==== MATERIAL FOR THIS EXERCISE
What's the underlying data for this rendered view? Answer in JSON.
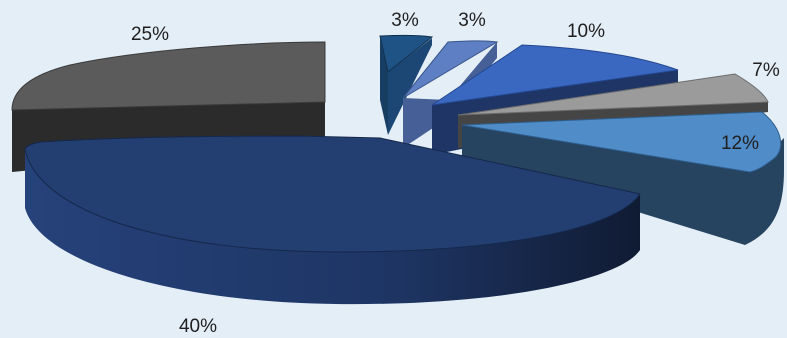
{
  "chart_data": {
    "type": "pie",
    "style": "3d-exploded",
    "title": "",
    "slices": [
      {
        "value": 25,
        "label": "25%",
        "color": "#5b5b5b",
        "side": "#2a2a2a"
      },
      {
        "value": 3,
        "label": "3%",
        "color": "#1f5285",
        "side": "#173d63"
      },
      {
        "value": 3,
        "label": "3%",
        "color": "#5f7fc4",
        "side": "#465f96"
      },
      {
        "value": 10,
        "label": "10%",
        "color": "#3a67c0",
        "side": "#1e3566"
      },
      {
        "value": 7,
        "label": "7%",
        "color": "#9b9b9b",
        "side": "#454545"
      },
      {
        "value": 12,
        "label": "12%",
        "color": "#4f8cc8",
        "side": "#26435f"
      },
      {
        "value": 40,
        "label": "40%",
        "color": "#233f72",
        "side": "#1b3060"
      }
    ]
  }
}
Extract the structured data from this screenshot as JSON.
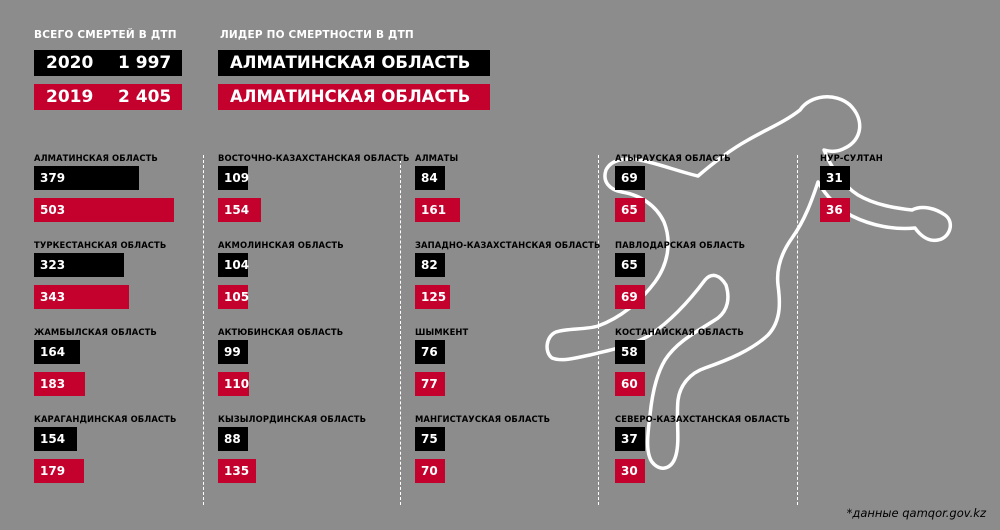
{
  "header": {
    "total_label": "ВСЕГО СМЕРТЕЙ В ДТП",
    "leader_label": "ЛИДЕР ПО СМЕРТНОСТИ В ДТП",
    "totals": [
      {
        "year": "2020",
        "value": "1 997",
        "color": "#000000"
      },
      {
        "year": "2019",
        "value": "2 405",
        "color": "#c4002d"
      }
    ],
    "leaders": [
      {
        "name": "АЛМАТИНСКАЯ ОБЛАСТЬ",
        "color": "#000000"
      },
      {
        "name": "АЛМАТИНСКАЯ ОБЛАСТЬ",
        "color": "#c4002d"
      }
    ]
  },
  "colors": {
    "y2020": "#000000",
    "y2019": "#c4002d",
    "background": "#8c8c8c"
  },
  "chart_data": {
    "type": "bar",
    "series": [
      {
        "name": "2020",
        "color": "#000000"
      },
      {
        "name": "2019",
        "color": "#c4002d"
      }
    ],
    "columns": [
      [
        {
          "region": "АЛМАТИНСКАЯ ОБЛАСТЬ",
          "v2020": 379,
          "v2019": 503
        },
        {
          "region": "ТУРКЕСТАНСКАЯ ОБЛАСТЬ",
          "v2020": 323,
          "v2019": 343
        },
        {
          "region": "ЖАМБЫЛСКАЯ ОБЛАСТЬ",
          "v2020": 164,
          "v2019": 183
        },
        {
          "region": "КАРАГАНДИНСКАЯ ОБЛАСТЬ",
          "v2020": 154,
          "v2019": 179
        }
      ],
      [
        {
          "region": "ВОСТОЧНО-КАЗАХСТАНСКАЯ ОБЛАСТЬ",
          "v2020": 109,
          "v2019": 154
        },
        {
          "region": "АКМОЛИНСКАЯ ОБЛАСТЬ",
          "v2020": 104,
          "v2019": 105
        },
        {
          "region": "АКТЮБИНСКАЯ ОБЛАСТЬ",
          "v2020": 99,
          "v2019": 110
        },
        {
          "region": "КЫЗЫЛОРДИНСКАЯ ОБЛАСТЬ",
          "v2020": 88,
          "v2019": 135
        }
      ],
      [
        {
          "region": "АЛМАТЫ",
          "v2020": 84,
          "v2019": 161
        },
        {
          "region": "ЗАПАДНО-КАЗАХСТАНСКАЯ ОБЛАСТЬ",
          "v2020": 82,
          "v2019": 125
        },
        {
          "region": "ШЫМКЕНТ",
          "v2020": 76,
          "v2019": 77
        },
        {
          "region": "МАНГИСТАУСКАЯ ОБЛАСТЬ",
          "v2020": 75,
          "v2019": 70
        }
      ],
      [
        {
          "region": "АТЫРАУСКАЯ ОБЛАСТЬ",
          "v2020": 69,
          "v2019": 65
        },
        {
          "region": "ПАВЛОДАРСКАЯ ОБЛАСТЬ",
          "v2020": 65,
          "v2019": 69
        },
        {
          "region": "КОСТАНАЙСКАЯ ОБЛАСТЬ",
          "v2020": 58,
          "v2019": 60
        },
        {
          "region": "СЕВЕРО-КАЗАХСТАНСКАЯ ОБЛАСТЬ",
          "v2020": 37,
          "v2019": 30
        }
      ],
      [
        {
          "region": "НУР-СУЛТАН",
          "v2020": 31,
          "v2019": 36
        }
      ]
    ]
  },
  "footer": {
    "source": "*данные qamqor.gov.kz"
  }
}
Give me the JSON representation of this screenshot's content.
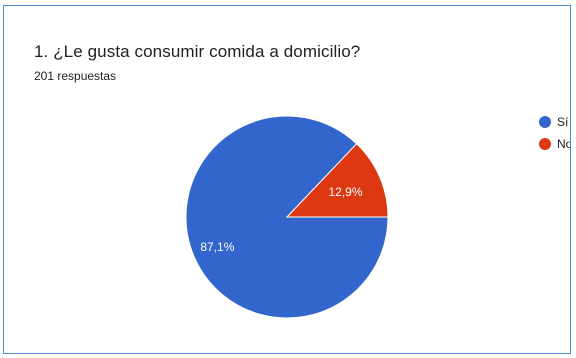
{
  "question": {
    "title": "1. ¿Le gusta consumir comida a domicilio?",
    "responses": "201 respuestas"
  },
  "chart_data": {
    "type": "pie",
    "title": "1. ¿Le gusta consumir comida a domicilio?",
    "subtitle": "201 respuestas",
    "categories": [
      "Sí",
      "No"
    ],
    "values": [
      87.1,
      12.9
    ],
    "labels": [
      "87,1%",
      "12,9%"
    ],
    "colors": [
      "#3366cc",
      "#dc3912"
    ],
    "legend_placement": "right"
  }
}
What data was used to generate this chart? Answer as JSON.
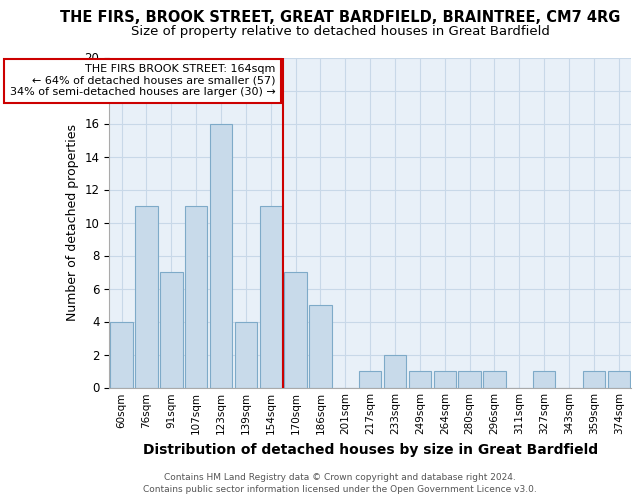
========
INSTRUCTIONS FOR THE TASK: The data above should be repeated exactly, minus any pictures.

COMPLETED TASK:
What's the underlying data for this rendered view? Answer in JSON.
{
  "chart_data": {
    "type": "pie",
    "style": "3d-exploded",
    "title": "",
    "slices": [
      {
        "value": 25,
        "label": "25%",
        "color": "#5b5b5b",
        "side": "#2a2a2a"
      },
      {
        "value": 3,
        "label": "3%",
        "color": "#1f5285",
        "side": "#173d63"
      },
      {
        "value": 3,
        "label": "3%",
        "color": "#5f7fc4",
        "side": "#465f96"
      },
      {
        "value": 10,
        "label": "10%",
        "color": "#3a67c0",
        "side": "#1e3566"
      },
      {
        "value": 7,
        "label": "7%",
        "color": "#9b9b9b",
        "side": "#454545"
      },
      {
        "value": 12,
        "label": "12%",
        "color": "#4f8cc8",
        "side": "#26435f"
      },
      {
        "value": 40,
        "label": "40%",
        "color": "#233f72",
        "side": "#1b3060"
      }
    ]
  }
}
Extract the structured data from this screenshot as JSON.
{
  "header": {
    "total_label": "ВСЕГО СМЕРТЕЙ В ДТП",
    "leader_label": "ЛИДЕР ПО СМЕРТНОСТИ В ДТП",
    "totals": [
      {
        "year": "2020",
        "value": "1 997",
        "color": "#000000"
      },
      {
        "year": "2019",
        "value": "2 405",
        "color": "#c4002d"
      }
    ],
    "leaders": [
      {
        "name": "АЛМАТИНСКАЯ ОБЛАСТЬ",
        "color": "#000000"
      },
      {
        "name": "АЛМАТИНСКАЯ ОБЛАСТЬ",
        "color": "#c4002d"
      }
    ]
  },
  "colors": {
    "y2020": "#000000",
    "y2019": "#c4002d",
    "background": "#8c8c8c"
  },
  "chart_data": {
    "type": "bar",
    "series": [
      {
        "name": "2020",
        "color": "#000000"
      },
      {
        "name": "2019",
        "color": "#c4002d"
      }
    ],
    "columns": [
      [
        {
          "region": "АЛМАТИНСКАЯ ОБЛАСТЬ",
          "v2020": 379,
          "v2019": 503
        },
        {
          "region": "ТУРКЕСТАНСКАЯ ОБЛАСТЬ",
          "v2020": 323,
          "v2019": 343
        },
        {
          "region": "ЖАМБЫЛСКАЯ ОБЛАСТЬ",
          "v2020": 164,
          "v2019": 183
        },
        {
          "region": "КАРАГАНДИНСКАЯ ОБЛАСТЬ",
          "v2020": 154,
          "v2019": 179
        }
      ],
      [
        {
          "region": "ВОСТОЧНО-КАЗАХСТАНСКАЯ ОБЛАСТЬ",
          "v2020": 109,
          "v2019": 154
        },
        {
          "region": "АКМОЛИНСКАЯ ОБЛАСТЬ",
          "v2020": 104,
          "v2019": 105
        },
        {
          "region": "АКТЮБИНСКАЯ ОБЛАСТЬ",
          "v2020": 99,
          "v2019": 110
        },
        {
          "region": "КЫЗЫЛОРДИНСКАЯ ОБЛАСТЬ",
          "v2020": 88,
          "v2019": 135
        }
      ],
      [
        {
          "region": "АЛМАТЫ",
          "v2020": 84,
          "v2019": 161
        },
        {
          "region": "ЗАПАДНО-КАЗАХСТАНСКАЯ ОБЛАСТЬ",
          "v2020": 82,
          "v2019": 125
        },
        {
          "region": "ШЫМКЕНТ",
          "v2020": 76,
          "v2019": 77
        },
        {
          "region": "МАНГИСТАУСКАЯ ОБЛАСТЬ",
          "v2020": 75,
          "v2019": 70
        }
      ],
      [
        {
          "region": "АТЫРАУСКАЯ ОБЛАСТЬ",
          "v2020": 69,
          "v2019": 65
        },
        {
          "region": "ПАВЛОДАРСКАЯ ОБЛАСТЬ",
          "v2020": 65,
          "v2019": 69
        },
        {
          "region": "КОСТАНАЙСКАЯ ОБЛАСТЬ",
          "v2020": 58,
          "v2019": 60
        },
        {
          "region": "СЕВЕРО-КАЗАХСТАНСКАЯ ОБЛАСТЬ",
          "v2020": 37,
          "v2019": 30
        }
      ],
      [
        {
          "region": "НУР-СУЛТАН",
          "v2020": 31,
          "v2019": 36
        }
      ]
    ]
  },
  "footer": {
    "source": "*данные qamqor.gov.kz"
  }
}
Give me the JSON representation of this screenshot's content.
{
  "question": {
    "title": "1. ¿Le gusta consumir comida a domicilio?",
    "responses": "201 respuestas"
  },
  "chart_data": {
    "type": "pie",
    "title": "1. ¿Le gusta consumir comida a domicilio?",
    "subtitle": "201 respuestas",
    "categories": [
      "Sí",
      "No"
    ],
    "values": [
      87.1,
      12.9
    ],
    "labels": [
      "87,1%",
      "12,9%"
    ],
    "colors": [
      "#3366cc",
      "#dc3912"
    ],
    "legend_placement": "right"
  }
}
What data was used to generate this chart? Answer as JSON.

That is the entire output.